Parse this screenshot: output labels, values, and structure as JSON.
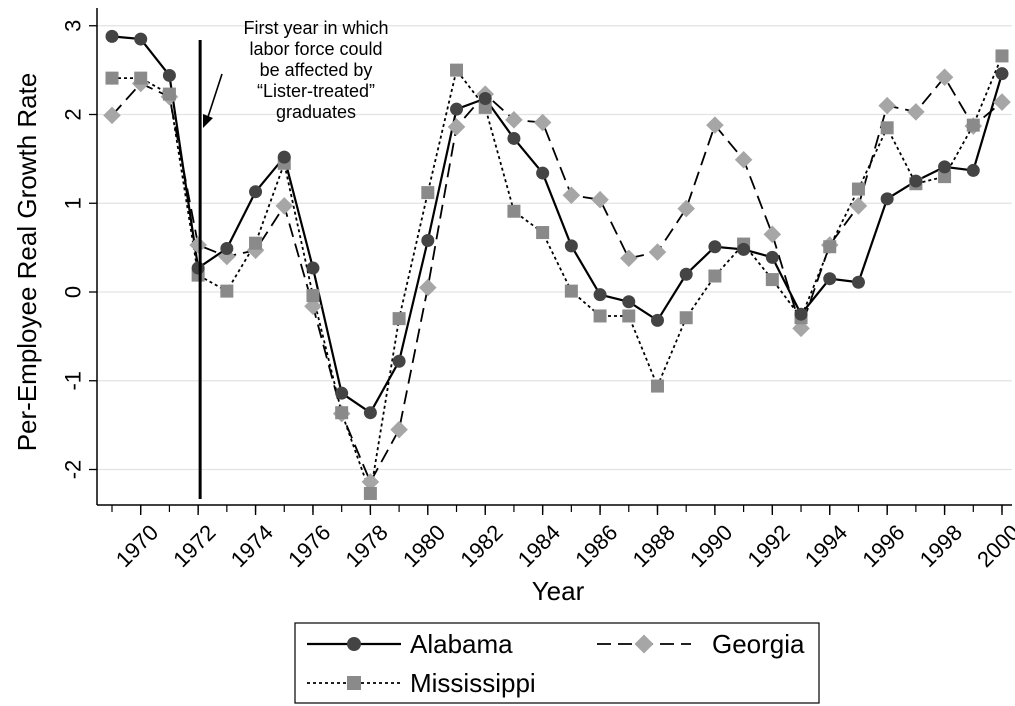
{
  "chart_data": {
    "type": "line",
    "title": "",
    "xlabel": "Year",
    "ylabel": "Per-Employee Real Growth Rate",
    "xlim": [
      1969,
      2000
    ],
    "ylim": [
      -2.4,
      3.2
    ],
    "yticks": [
      3,
      2,
      1,
      0,
      -1,
      -2
    ],
    "xticks": [
      1970,
      1972,
      1974,
      1976,
      1978,
      1980,
      1982,
      1984,
      1986,
      1988,
      1990,
      1992,
      1994,
      1996,
      1998,
      2000
    ],
    "grid": "horizontal",
    "legend_position": "bottom",
    "x": [
      1969,
      1970,
      1971,
      1972,
      1973,
      1974,
      1975,
      1976,
      1977,
      1978,
      1979,
      1980,
      1981,
      1982,
      1983,
      1984,
      1985,
      1986,
      1987,
      1988,
      1989,
      1990,
      1991,
      1992,
      1993,
      1994,
      1995,
      1996,
      1997,
      1998,
      1999,
      2000
    ],
    "series": [
      {
        "name": "Alabama",
        "color": "#444444",
        "dash": "solid",
        "marker": "circle",
        "values": [
          2.88,
          2.85,
          2.44,
          0.27,
          0.49,
          1.13,
          1.52,
          0.27,
          -1.14,
          -1.36,
          -0.78,
          0.58,
          2.06,
          2.18,
          1.73,
          1.34,
          0.52,
          -0.03,
          -0.11,
          -0.32,
          0.2,
          0.51,
          0.48,
          0.39,
          -0.25,
          0.15,
          0.11,
          1.05,
          1.25,
          1.41,
          1.37,
          2.46
        ]
      },
      {
        "name": "Georgia",
        "color": "#a6a6a6",
        "dash": "long-dash",
        "marker": "diamond",
        "values": [
          1.99,
          2.35,
          2.2,
          0.53,
          0.4,
          0.47,
          0.97,
          -0.16,
          -1.37,
          -2.14,
          -1.55,
          0.05,
          1.86,
          2.23,
          1.94,
          1.91,
          1.09,
          1.04,
          0.38,
          0.45,
          0.94,
          1.88,
          1.49,
          0.65,
          -0.41,
          0.53,
          0.97,
          2.1,
          2.03,
          2.42,
          1.87,
          2.14
        ]
      },
      {
        "name": "Mississippi",
        "color": "#8a8a8a",
        "dash": "short-dash",
        "marker": "square",
        "values": [
          2.41,
          2.41,
          2.23,
          0.19,
          0.01,
          0.55,
          1.45,
          -0.04,
          -1.36,
          -2.27,
          -0.3,
          1.12,
          2.5,
          2.08,
          0.91,
          0.67,
          0.01,
          -0.27,
          -0.27,
          -1.06,
          -0.29,
          0.18,
          0.54,
          0.14,
          -0.29,
          0.51,
          1.16,
          1.85,
          1.22,
          1.3,
          1.88,
          2.66
        ]
      }
    ],
    "annotations": [
      {
        "text_lines": [
          "First year in which",
          "labor force could",
          "be affected by",
          "“Lister-treated”",
          "graduates"
        ],
        "vline_x": 1972
      }
    ]
  }
}
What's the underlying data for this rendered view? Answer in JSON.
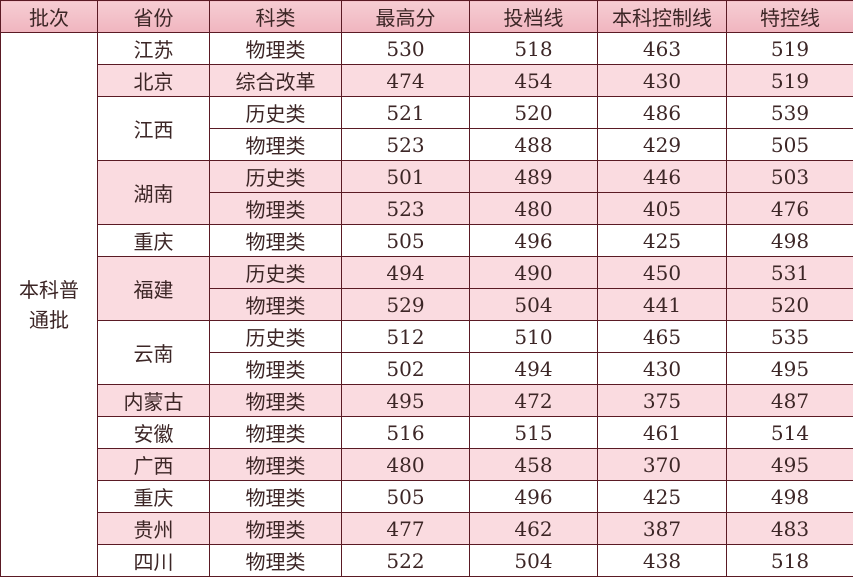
{
  "headers": [
    "批次",
    "省份",
    "科类",
    "最高分",
    "投档线",
    "本科控制线",
    "特控线"
  ],
  "batch": "本科普通批",
  "batch_lines": [
    "本科普",
    "通批"
  ],
  "colors": {
    "header": "#f0b5bf",
    "stripe": "#fadbe0",
    "border": "#5a1a24"
  },
  "groups": [
    {
      "province": "江苏",
      "rows": [
        {
          "type": "物理类",
          "max": "530",
          "toudang": "518",
          "control": "463",
          "special": "519"
        }
      ]
    },
    {
      "province": "北京",
      "rows": [
        {
          "type": "综合改革",
          "max": "474",
          "toudang": "454",
          "control": "430",
          "special": "519"
        }
      ]
    },
    {
      "province": "江西",
      "rows": [
        {
          "type": "历史类",
          "max": "521",
          "toudang": "520",
          "control": "486",
          "special": "539"
        },
        {
          "type": "物理类",
          "max": "523",
          "toudang": "488",
          "control": "429",
          "special": "505"
        }
      ]
    },
    {
      "province": "湖南",
      "rows": [
        {
          "type": "历史类",
          "max": "501",
          "toudang": "489",
          "control": "446",
          "special": "503"
        },
        {
          "type": "物理类",
          "max": "523",
          "toudang": "480",
          "control": "405",
          "special": "476"
        }
      ]
    },
    {
      "province": "重庆",
      "rows": [
        {
          "type": "物理类",
          "max": "505",
          "toudang": "496",
          "control": "425",
          "special": "498"
        }
      ]
    },
    {
      "province": "福建",
      "rows": [
        {
          "type": "历史类",
          "max": "494",
          "toudang": "490",
          "control": "450",
          "special": "531"
        },
        {
          "type": "物理类",
          "max": "529",
          "toudang": "504",
          "control": "441",
          "special": "520"
        }
      ]
    },
    {
      "province": "云南",
      "rows": [
        {
          "type": "历史类",
          "max": "512",
          "toudang": "510",
          "control": "465",
          "special": "535"
        },
        {
          "type": "物理类",
          "max": "502",
          "toudang": "494",
          "control": "430",
          "special": "495"
        }
      ]
    },
    {
      "province": "内蒙古",
      "rows": [
        {
          "type": "物理类",
          "max": "495",
          "toudang": "472",
          "control": "375",
          "special": "487"
        }
      ]
    },
    {
      "province": "安徽",
      "rows": [
        {
          "type": "物理类",
          "max": "516",
          "toudang": "515",
          "control": "461",
          "special": "514"
        }
      ]
    },
    {
      "province": "广西",
      "rows": [
        {
          "type": "物理类",
          "max": "480",
          "toudang": "458",
          "control": "370",
          "special": "495"
        }
      ]
    },
    {
      "province": "重庆",
      "rows": [
        {
          "type": "物理类",
          "max": "505",
          "toudang": "496",
          "control": "425",
          "special": "498"
        }
      ]
    },
    {
      "province": "贵州",
      "rows": [
        {
          "type": "物理类",
          "max": "477",
          "toudang": "462",
          "control": "387",
          "special": "483"
        }
      ]
    },
    {
      "province": "四川",
      "rows": [
        {
          "type": "物理类",
          "max": "522",
          "toudang": "504",
          "control": "438",
          "special": "518"
        }
      ]
    }
  ]
}
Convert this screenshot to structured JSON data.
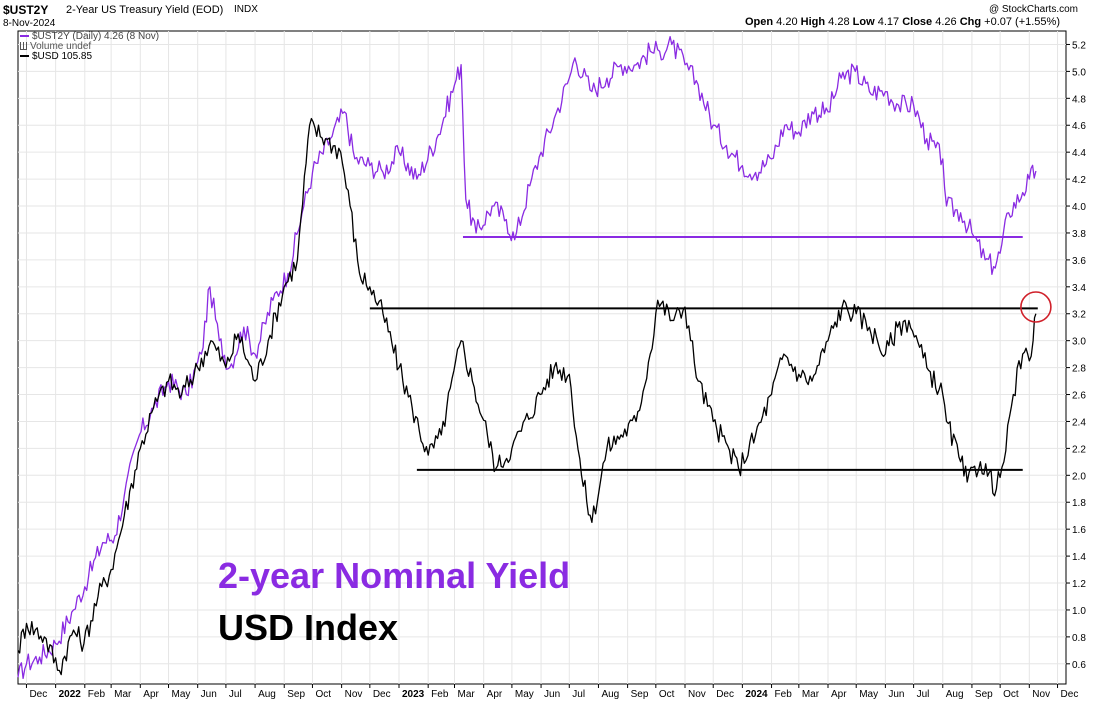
{
  "header": {
    "symbol": "$UST2Y",
    "title": "2-Year US Treasury Yield (EOD)",
    "exchange": "INDX",
    "date": "8-Nov-2024",
    "watermark": "@ StockCharts.com",
    "open_label": "Open",
    "open": "4.20",
    "high_label": "High",
    "high": "4.28",
    "low_label": "Low",
    "low": "4.17",
    "close_label": "Close",
    "close": "4.26",
    "chg_label": "Chg",
    "chg": "+0.07 (+1.55%)"
  },
  "legend": {
    "ust2y": "$UST2Y (Daily) 4.26 (8 Nov)",
    "volume": "Volume undef",
    "usd": "$USD 105.85"
  },
  "annotations": {
    "yield_label": "2-year Nominal Yield",
    "usd_label": "USD Index"
  },
  "colors": {
    "yield": "#8a2be2",
    "usd": "#000000",
    "circle": "#d0202a",
    "gridline": "#e6e6e6"
  },
  "chart_data": {
    "type": "line",
    "ylim": [
      0.45,
      5.3
    ],
    "y_ticks": [
      "0.6",
      "0.8",
      "1.0",
      "1.2",
      "1.4",
      "1.6",
      "1.8",
      "2.0",
      "2.2",
      "2.4",
      "2.6",
      "2.8",
      "3.0",
      "3.2",
      "3.4",
      "3.6",
      "3.8",
      "4.0",
      "4.2",
      "4.4",
      "4.6",
      "4.8",
      "5.0",
      "5.2"
    ],
    "x_range": [
      "2021-11-22",
      "2024-12-10"
    ],
    "x_ticks": [
      {
        "date": "2021-12-01",
        "label": "Dec",
        "bold": false
      },
      {
        "date": "2022-01-01",
        "label": "2022",
        "bold": true
      },
      {
        "date": "2022-02-01",
        "label": "Feb",
        "bold": false
      },
      {
        "date": "2022-03-01",
        "label": "Mar",
        "bold": false
      },
      {
        "date": "2022-04-01",
        "label": "Apr",
        "bold": false
      },
      {
        "date": "2022-05-01",
        "label": "May",
        "bold": false
      },
      {
        "date": "2022-06-01",
        "label": "Jun",
        "bold": false
      },
      {
        "date": "2022-07-01",
        "label": "Jul",
        "bold": false
      },
      {
        "date": "2022-08-01",
        "label": "Aug",
        "bold": false
      },
      {
        "date": "2022-09-01",
        "label": "Sep",
        "bold": false
      },
      {
        "date": "2022-10-01",
        "label": "Oct",
        "bold": false
      },
      {
        "date": "2022-11-01",
        "label": "Nov",
        "bold": false
      },
      {
        "date": "2022-12-01",
        "label": "Dec",
        "bold": false
      },
      {
        "date": "2023-01-01",
        "label": "2023",
        "bold": true
      },
      {
        "date": "2023-02-01",
        "label": "Feb",
        "bold": false
      },
      {
        "date": "2023-03-01",
        "label": "Mar",
        "bold": false
      },
      {
        "date": "2023-04-01",
        "label": "Apr",
        "bold": false
      },
      {
        "date": "2023-05-01",
        "label": "May",
        "bold": false
      },
      {
        "date": "2023-06-01",
        "label": "Jun",
        "bold": false
      },
      {
        "date": "2023-07-01",
        "label": "Jul",
        "bold": false
      },
      {
        "date": "2023-08-01",
        "label": "Aug",
        "bold": false
      },
      {
        "date": "2023-09-01",
        "label": "Sep",
        "bold": false
      },
      {
        "date": "2023-10-01",
        "label": "Oct",
        "bold": false
      },
      {
        "date": "2023-11-01",
        "label": "Nov",
        "bold": false
      },
      {
        "date": "2023-12-01",
        "label": "Dec",
        "bold": false
      },
      {
        "date": "2024-01-01",
        "label": "2024",
        "bold": true
      },
      {
        "date": "2024-02-01",
        "label": "Feb",
        "bold": false
      },
      {
        "date": "2024-03-01",
        "label": "Mar",
        "bold": false
      },
      {
        "date": "2024-04-01",
        "label": "Apr",
        "bold": false
      },
      {
        "date": "2024-05-01",
        "label": "May",
        "bold": false
      },
      {
        "date": "2024-06-01",
        "label": "Jun",
        "bold": false
      },
      {
        "date": "2024-07-01",
        "label": "Jul",
        "bold": false
      },
      {
        "date": "2024-08-01",
        "label": "Aug",
        "bold": false
      },
      {
        "date": "2024-09-01",
        "label": "Sep",
        "bold": false
      },
      {
        "date": "2024-10-01",
        "label": "Oct",
        "bold": false
      },
      {
        "date": "2024-11-01",
        "label": "Nov",
        "bold": false
      },
      {
        "date": "2024-12-01",
        "label": "Dec",
        "bold": false
      }
    ],
    "series": [
      {
        "name": "$UST2Y",
        "x": [
          "2021-11-22",
          "2021-12-01",
          "2021-12-15",
          "2022-01-01",
          "2022-01-20",
          "2022-02-05",
          "2022-02-20",
          "2022-03-05",
          "2022-03-15",
          "2022-03-31",
          "2022-04-15",
          "2022-05-01",
          "2022-05-20",
          "2022-06-05",
          "2022-06-14",
          "2022-06-24",
          "2022-07-05",
          "2022-07-20",
          "2022-08-01",
          "2022-08-20",
          "2022-09-05",
          "2022-09-20",
          "2022-10-01",
          "2022-10-20",
          "2022-11-04",
          "2022-11-15",
          "2022-12-01",
          "2022-12-15",
          "2023-01-01",
          "2023-01-20",
          "2023-02-10",
          "2023-03-01",
          "2023-03-08",
          "2023-03-13",
          "2023-03-24",
          "2023-04-10",
          "2023-04-25",
          "2023-05-04",
          "2023-05-20",
          "2023-06-01",
          "2023-06-15",
          "2023-07-01",
          "2023-07-07",
          "2023-07-25",
          "2023-08-10",
          "2023-08-25",
          "2023-09-10",
          "2023-09-25",
          "2023-10-05",
          "2023-10-18",
          "2023-11-01",
          "2023-11-15",
          "2023-12-01",
          "2023-12-15",
          "2024-01-01",
          "2024-01-15",
          "2024-02-01",
          "2024-02-15",
          "2024-03-01",
          "2024-03-15",
          "2024-04-01",
          "2024-04-15",
          "2024-04-30",
          "2024-05-15",
          "2024-06-01",
          "2024-06-15",
          "2024-07-01",
          "2024-07-15",
          "2024-08-01",
          "2024-08-05",
          "2024-08-20",
          "2024-09-01",
          "2024-09-15",
          "2024-09-24",
          "2024-10-01",
          "2024-10-10",
          "2024-10-25",
          "2024-11-01",
          "2024-11-08"
        ],
        "values": [
          0.5,
          0.6,
          0.65,
          0.75,
          1.0,
          1.25,
          1.5,
          1.55,
          1.85,
          2.3,
          2.5,
          2.7,
          2.6,
          2.9,
          3.4,
          3.0,
          2.8,
          3.1,
          2.9,
          3.3,
          3.5,
          3.95,
          4.25,
          4.5,
          4.7,
          4.35,
          4.3,
          4.25,
          4.4,
          4.2,
          4.5,
          4.9,
          5.05,
          4.05,
          3.8,
          4.0,
          3.9,
          3.75,
          4.15,
          4.4,
          4.65,
          4.95,
          5.1,
          4.85,
          4.95,
          5.05,
          5.05,
          5.15,
          5.15,
          5.2,
          5.05,
          4.9,
          4.6,
          4.45,
          4.3,
          4.25,
          4.35,
          4.6,
          4.55,
          4.7,
          4.7,
          4.95,
          5.0,
          4.85,
          4.85,
          4.75,
          4.75,
          4.5,
          4.35,
          4.0,
          3.95,
          3.8,
          3.6,
          3.55,
          3.65,
          3.95,
          4.1,
          4.2,
          4.26
        ]
      },
      {
        "name": "$USD",
        "x": [
          "2021-11-22",
          "2021-12-01",
          "2021-12-20",
          "2022-01-05",
          "2022-01-20",
          "2022-01-31",
          "2022-02-15",
          "2022-03-01",
          "2022-03-15",
          "2022-04-01",
          "2022-04-15",
          "2022-05-01",
          "2022-05-15",
          "2022-06-01",
          "2022-06-15",
          "2022-07-01",
          "2022-07-14",
          "2022-08-01",
          "2022-08-15",
          "2022-09-01",
          "2022-09-15",
          "2022-09-28",
          "2022-10-15",
          "2022-10-31",
          "2022-11-10",
          "2022-11-20",
          "2022-12-01",
          "2022-12-15",
          "2023-01-01",
          "2023-01-15",
          "2023-02-01",
          "2023-02-15",
          "2023-03-08",
          "2023-03-20",
          "2023-04-05",
          "2023-04-14",
          "2023-05-01",
          "2023-05-31",
          "2023-06-15",
          "2023-07-01",
          "2023-07-14",
          "2023-07-25",
          "2023-08-10",
          "2023-08-25",
          "2023-09-10",
          "2023-09-25",
          "2023-10-03",
          "2023-10-20",
          "2023-11-01",
          "2023-11-15",
          "2023-12-01",
          "2023-12-28",
          "2024-01-15",
          "2024-02-01",
          "2024-02-14",
          "2024-03-01",
          "2024-03-15",
          "2024-04-01",
          "2024-04-16",
          "2024-05-01",
          "2024-05-15",
          "2024-06-01",
          "2024-06-14",
          "2024-06-26",
          "2024-07-15",
          "2024-08-01",
          "2024-08-05",
          "2024-08-20",
          "2024-08-27",
          "2024-09-10",
          "2024-09-27",
          "2024-10-05",
          "2024-10-15",
          "2024-10-25",
          "2024-11-01",
          "2024-11-05",
          "2024-11-08"
        ],
        "values": [
          0.7,
          0.9,
          0.8,
          0.55,
          0.85,
          0.75,
          1.1,
          1.3,
          1.7,
          2.2,
          2.5,
          2.7,
          2.6,
          2.8,
          3.0,
          2.8,
          3.05,
          2.7,
          3.0,
          3.4,
          3.6,
          4.6,
          4.5,
          4.4,
          4.0,
          3.5,
          3.4,
          3.2,
          2.8,
          2.5,
          2.15,
          2.3,
          3.0,
          2.7,
          2.3,
          2.05,
          2.2,
          2.6,
          2.8,
          2.75,
          2.0,
          1.65,
          2.2,
          2.3,
          2.4,
          2.9,
          3.3,
          3.15,
          3.25,
          2.7,
          2.4,
          2.05,
          2.3,
          2.6,
          2.9,
          2.75,
          2.7,
          3.0,
          3.25,
          3.2,
          3.1,
          2.9,
          3.1,
          3.15,
          2.8,
          2.6,
          2.4,
          2.1,
          1.95,
          2.1,
          1.9,
          2.1,
          2.6,
          2.9,
          2.85,
          3.0,
          3.2
        ]
      }
    ],
    "reference_lines": [
      {
        "series": "$UST2Y",
        "y": 3.77,
        "x_start": "2023-03-10",
        "x_end": "2024-10-25"
      },
      {
        "series": "$USD",
        "y": 3.24,
        "x_start": "2022-12-01",
        "x_end": "2024-11-10"
      },
      {
        "series": "$USD",
        "y": 2.04,
        "x_start": "2023-01-20",
        "x_end": "2024-10-25"
      }
    ],
    "highlight_circle": {
      "x": "2024-11-08",
      "y": 3.25
    }
  }
}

* * * * * * *

_Task requirements_
Only a number is wanted: how many lines contain "this"?

_Answer to the problem_
3